» Task instructions
Show each line of the data below that has the string "index" in it.

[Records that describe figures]
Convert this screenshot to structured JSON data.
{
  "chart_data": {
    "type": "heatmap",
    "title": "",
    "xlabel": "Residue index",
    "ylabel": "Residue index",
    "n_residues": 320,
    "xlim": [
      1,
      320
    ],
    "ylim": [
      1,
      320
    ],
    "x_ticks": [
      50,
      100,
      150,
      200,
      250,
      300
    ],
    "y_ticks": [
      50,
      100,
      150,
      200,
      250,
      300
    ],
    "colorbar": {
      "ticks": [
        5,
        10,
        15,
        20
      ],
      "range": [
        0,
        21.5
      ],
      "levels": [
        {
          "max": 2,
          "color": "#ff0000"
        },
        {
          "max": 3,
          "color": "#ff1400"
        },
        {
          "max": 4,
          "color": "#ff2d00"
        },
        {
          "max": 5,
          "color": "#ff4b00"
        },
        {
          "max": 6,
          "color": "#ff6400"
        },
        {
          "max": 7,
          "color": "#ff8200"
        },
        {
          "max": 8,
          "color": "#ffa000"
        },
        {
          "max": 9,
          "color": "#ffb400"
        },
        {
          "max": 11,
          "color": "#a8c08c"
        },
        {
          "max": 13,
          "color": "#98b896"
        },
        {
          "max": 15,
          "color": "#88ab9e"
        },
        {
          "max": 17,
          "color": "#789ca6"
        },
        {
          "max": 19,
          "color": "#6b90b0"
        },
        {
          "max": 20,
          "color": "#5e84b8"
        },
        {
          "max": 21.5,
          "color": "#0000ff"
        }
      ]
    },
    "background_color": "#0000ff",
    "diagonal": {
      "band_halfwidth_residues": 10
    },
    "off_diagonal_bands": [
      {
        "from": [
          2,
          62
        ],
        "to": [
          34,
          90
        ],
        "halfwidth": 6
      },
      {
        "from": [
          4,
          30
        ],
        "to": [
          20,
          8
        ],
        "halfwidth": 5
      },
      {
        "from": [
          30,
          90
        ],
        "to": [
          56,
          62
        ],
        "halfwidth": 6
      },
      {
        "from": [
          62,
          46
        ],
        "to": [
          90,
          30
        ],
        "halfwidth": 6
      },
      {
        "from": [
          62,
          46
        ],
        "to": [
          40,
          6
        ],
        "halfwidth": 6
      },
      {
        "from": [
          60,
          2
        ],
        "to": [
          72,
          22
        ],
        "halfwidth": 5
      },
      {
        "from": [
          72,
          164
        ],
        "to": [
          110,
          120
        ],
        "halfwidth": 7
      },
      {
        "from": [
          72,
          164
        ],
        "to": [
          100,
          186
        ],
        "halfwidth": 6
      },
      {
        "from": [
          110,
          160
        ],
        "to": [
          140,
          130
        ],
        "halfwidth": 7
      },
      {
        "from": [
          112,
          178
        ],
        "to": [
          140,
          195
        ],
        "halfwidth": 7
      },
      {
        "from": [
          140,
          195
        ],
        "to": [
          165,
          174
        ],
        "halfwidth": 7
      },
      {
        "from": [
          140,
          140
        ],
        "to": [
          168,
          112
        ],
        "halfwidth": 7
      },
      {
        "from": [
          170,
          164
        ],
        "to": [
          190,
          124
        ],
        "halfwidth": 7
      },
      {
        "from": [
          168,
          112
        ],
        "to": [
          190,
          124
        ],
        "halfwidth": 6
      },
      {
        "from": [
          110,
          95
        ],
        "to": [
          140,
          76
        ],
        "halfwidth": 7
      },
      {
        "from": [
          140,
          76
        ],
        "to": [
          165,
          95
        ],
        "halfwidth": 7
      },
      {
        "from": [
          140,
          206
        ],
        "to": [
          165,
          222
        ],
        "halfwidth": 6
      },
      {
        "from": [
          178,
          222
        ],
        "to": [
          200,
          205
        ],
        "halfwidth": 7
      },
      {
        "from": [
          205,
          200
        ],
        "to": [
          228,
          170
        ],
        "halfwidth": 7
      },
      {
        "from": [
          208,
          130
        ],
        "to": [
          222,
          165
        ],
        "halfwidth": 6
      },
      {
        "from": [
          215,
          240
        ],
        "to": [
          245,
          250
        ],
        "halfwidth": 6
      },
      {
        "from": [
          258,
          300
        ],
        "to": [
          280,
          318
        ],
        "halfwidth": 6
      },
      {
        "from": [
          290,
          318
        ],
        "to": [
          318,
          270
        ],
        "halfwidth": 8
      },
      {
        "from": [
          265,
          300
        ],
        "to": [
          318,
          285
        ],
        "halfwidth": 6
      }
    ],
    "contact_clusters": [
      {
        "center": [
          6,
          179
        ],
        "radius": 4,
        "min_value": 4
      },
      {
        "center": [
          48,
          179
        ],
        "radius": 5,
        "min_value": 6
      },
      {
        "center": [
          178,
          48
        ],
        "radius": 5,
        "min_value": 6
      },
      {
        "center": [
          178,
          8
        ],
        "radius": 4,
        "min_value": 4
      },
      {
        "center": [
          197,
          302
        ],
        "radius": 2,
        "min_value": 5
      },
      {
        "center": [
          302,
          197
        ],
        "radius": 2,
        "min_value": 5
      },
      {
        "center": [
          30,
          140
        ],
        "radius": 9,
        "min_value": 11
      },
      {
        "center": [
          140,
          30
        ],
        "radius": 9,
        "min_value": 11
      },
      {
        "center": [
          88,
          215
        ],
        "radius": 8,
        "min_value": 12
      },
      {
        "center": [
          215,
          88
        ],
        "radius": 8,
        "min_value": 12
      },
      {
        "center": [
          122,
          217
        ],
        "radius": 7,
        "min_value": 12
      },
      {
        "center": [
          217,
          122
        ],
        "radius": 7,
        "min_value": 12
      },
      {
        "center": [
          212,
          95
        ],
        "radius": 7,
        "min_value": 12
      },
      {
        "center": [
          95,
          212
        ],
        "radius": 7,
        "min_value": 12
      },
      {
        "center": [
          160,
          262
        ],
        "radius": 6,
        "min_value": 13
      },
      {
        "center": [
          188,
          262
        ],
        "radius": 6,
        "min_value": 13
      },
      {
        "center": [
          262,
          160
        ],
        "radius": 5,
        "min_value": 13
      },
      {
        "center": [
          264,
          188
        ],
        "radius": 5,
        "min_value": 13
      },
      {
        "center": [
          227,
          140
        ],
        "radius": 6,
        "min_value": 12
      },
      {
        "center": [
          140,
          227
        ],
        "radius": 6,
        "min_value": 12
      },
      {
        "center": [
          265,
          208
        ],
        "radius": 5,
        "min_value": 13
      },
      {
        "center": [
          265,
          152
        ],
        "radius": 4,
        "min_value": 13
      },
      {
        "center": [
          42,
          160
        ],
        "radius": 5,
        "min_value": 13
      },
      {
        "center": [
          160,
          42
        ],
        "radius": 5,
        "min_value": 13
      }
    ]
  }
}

» Complete output
    "xlabel": "Residue index",
    "ylabel": "Residue index",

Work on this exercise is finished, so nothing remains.